WRITTEN EXERCISE: Lay out the rows from the line with "For every button, label, input, icon, or" to the line with "- piece-cat: [219, 68, 281, 192]", both included, as a two-column CSV with the headers instruction and output, one line per request. Put the request text and its answer each in a single quoted field, turn line breaks into spaces, and leave the pictures out.

(Dataset items)
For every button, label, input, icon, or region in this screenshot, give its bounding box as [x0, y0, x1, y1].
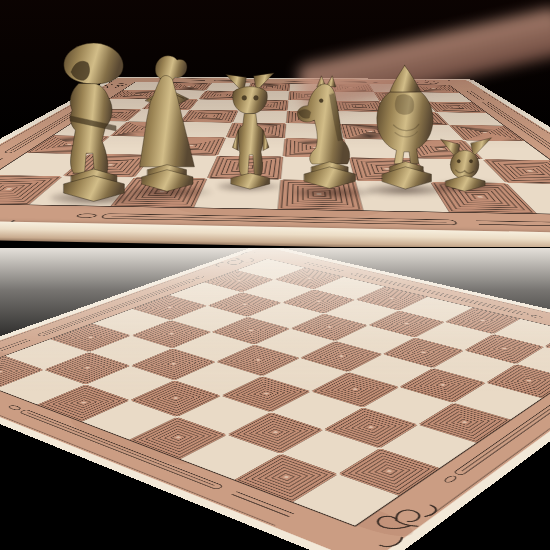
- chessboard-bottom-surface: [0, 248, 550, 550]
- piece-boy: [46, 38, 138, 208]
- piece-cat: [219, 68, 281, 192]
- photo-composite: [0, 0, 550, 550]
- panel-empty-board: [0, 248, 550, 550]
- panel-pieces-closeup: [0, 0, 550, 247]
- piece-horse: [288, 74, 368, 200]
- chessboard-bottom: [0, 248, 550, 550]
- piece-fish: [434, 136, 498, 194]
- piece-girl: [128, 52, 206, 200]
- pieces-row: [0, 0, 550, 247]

==

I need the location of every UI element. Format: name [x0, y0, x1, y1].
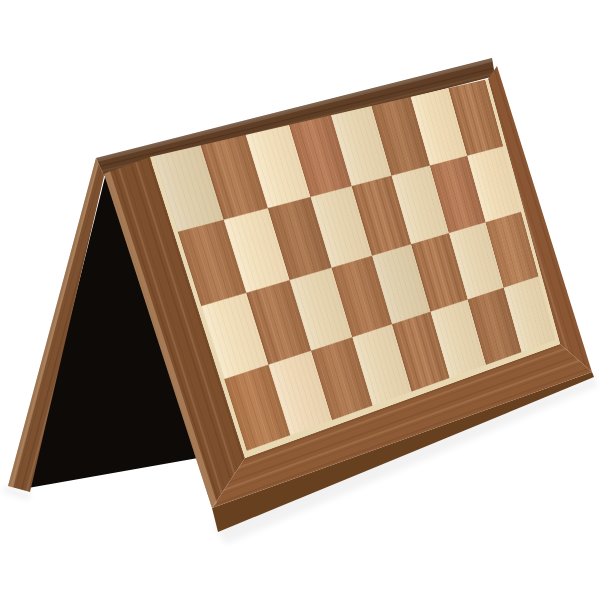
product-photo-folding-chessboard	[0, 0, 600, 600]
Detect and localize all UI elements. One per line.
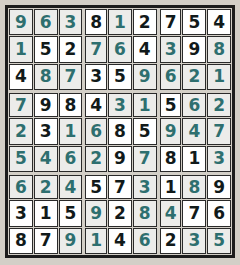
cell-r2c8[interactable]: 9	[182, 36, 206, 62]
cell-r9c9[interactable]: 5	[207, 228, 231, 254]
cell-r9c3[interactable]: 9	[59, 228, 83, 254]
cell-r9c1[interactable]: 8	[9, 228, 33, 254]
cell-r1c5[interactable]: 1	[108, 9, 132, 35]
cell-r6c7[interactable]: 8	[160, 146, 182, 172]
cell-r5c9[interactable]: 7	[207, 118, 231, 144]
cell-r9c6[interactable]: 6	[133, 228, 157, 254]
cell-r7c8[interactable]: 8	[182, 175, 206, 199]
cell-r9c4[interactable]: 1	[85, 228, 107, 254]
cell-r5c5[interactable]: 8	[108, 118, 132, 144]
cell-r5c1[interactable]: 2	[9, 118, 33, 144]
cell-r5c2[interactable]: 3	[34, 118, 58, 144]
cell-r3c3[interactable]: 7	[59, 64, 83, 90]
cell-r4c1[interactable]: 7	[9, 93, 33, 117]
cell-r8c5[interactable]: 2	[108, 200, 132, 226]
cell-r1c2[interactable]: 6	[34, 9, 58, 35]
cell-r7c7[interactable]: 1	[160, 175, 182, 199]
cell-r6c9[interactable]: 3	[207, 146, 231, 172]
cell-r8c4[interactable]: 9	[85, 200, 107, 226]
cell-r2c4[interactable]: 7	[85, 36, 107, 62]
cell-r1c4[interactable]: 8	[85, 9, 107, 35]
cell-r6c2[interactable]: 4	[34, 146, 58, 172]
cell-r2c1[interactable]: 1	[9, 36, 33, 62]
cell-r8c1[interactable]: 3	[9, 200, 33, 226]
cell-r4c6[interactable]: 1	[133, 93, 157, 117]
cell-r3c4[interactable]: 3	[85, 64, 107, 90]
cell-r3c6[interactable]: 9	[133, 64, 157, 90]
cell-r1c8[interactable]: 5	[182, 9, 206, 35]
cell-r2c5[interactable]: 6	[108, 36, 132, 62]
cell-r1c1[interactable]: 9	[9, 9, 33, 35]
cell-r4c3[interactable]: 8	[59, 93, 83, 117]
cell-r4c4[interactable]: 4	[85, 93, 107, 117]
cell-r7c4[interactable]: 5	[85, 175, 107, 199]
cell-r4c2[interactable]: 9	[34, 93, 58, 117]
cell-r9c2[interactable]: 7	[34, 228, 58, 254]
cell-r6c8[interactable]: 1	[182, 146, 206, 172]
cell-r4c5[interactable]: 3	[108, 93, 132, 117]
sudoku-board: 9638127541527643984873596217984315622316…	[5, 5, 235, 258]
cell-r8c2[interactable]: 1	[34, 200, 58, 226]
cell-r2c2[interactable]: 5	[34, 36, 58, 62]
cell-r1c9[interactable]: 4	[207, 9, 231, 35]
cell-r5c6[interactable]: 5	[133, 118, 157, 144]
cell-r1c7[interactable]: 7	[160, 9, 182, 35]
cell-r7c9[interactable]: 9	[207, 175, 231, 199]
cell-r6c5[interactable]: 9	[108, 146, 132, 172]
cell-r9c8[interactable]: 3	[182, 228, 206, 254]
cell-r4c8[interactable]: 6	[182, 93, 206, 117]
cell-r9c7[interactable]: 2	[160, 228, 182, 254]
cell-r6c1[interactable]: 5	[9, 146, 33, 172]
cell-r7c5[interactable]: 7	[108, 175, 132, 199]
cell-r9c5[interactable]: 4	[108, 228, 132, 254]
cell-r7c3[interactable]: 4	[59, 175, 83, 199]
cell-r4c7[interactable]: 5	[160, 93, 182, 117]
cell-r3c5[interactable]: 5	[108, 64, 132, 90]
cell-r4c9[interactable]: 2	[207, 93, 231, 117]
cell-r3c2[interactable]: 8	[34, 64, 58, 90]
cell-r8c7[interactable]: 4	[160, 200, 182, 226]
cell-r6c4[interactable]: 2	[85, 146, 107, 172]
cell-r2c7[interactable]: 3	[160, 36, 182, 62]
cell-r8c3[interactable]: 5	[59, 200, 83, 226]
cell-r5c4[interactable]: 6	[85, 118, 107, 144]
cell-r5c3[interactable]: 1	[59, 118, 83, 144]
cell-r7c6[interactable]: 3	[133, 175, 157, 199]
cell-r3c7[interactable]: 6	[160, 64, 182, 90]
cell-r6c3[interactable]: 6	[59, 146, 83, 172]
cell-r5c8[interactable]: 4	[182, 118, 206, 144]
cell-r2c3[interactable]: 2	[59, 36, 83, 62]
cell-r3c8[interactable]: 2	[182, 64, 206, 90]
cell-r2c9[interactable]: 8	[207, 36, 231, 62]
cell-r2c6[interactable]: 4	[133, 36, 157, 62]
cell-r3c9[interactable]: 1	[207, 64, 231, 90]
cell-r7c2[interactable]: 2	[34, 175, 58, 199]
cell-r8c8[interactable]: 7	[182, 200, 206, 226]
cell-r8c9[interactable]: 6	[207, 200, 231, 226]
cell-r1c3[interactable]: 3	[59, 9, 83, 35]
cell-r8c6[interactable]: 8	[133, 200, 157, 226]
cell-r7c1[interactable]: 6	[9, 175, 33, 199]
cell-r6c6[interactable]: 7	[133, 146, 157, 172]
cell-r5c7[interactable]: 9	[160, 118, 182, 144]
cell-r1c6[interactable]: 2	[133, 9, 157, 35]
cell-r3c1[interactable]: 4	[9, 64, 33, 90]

RESPONSE FOR THIS EXERCISE:
instruction,output
"For every button, label, input, icon, or region in this screenshot, give its bounding box as [x0, y0, x1, y1].","- chessboard-bottom-surface: [0, 248, 550, 550] - piece-boy: [46, 38, 138, 208] - piece-cat: [219, 68, 281, 192]"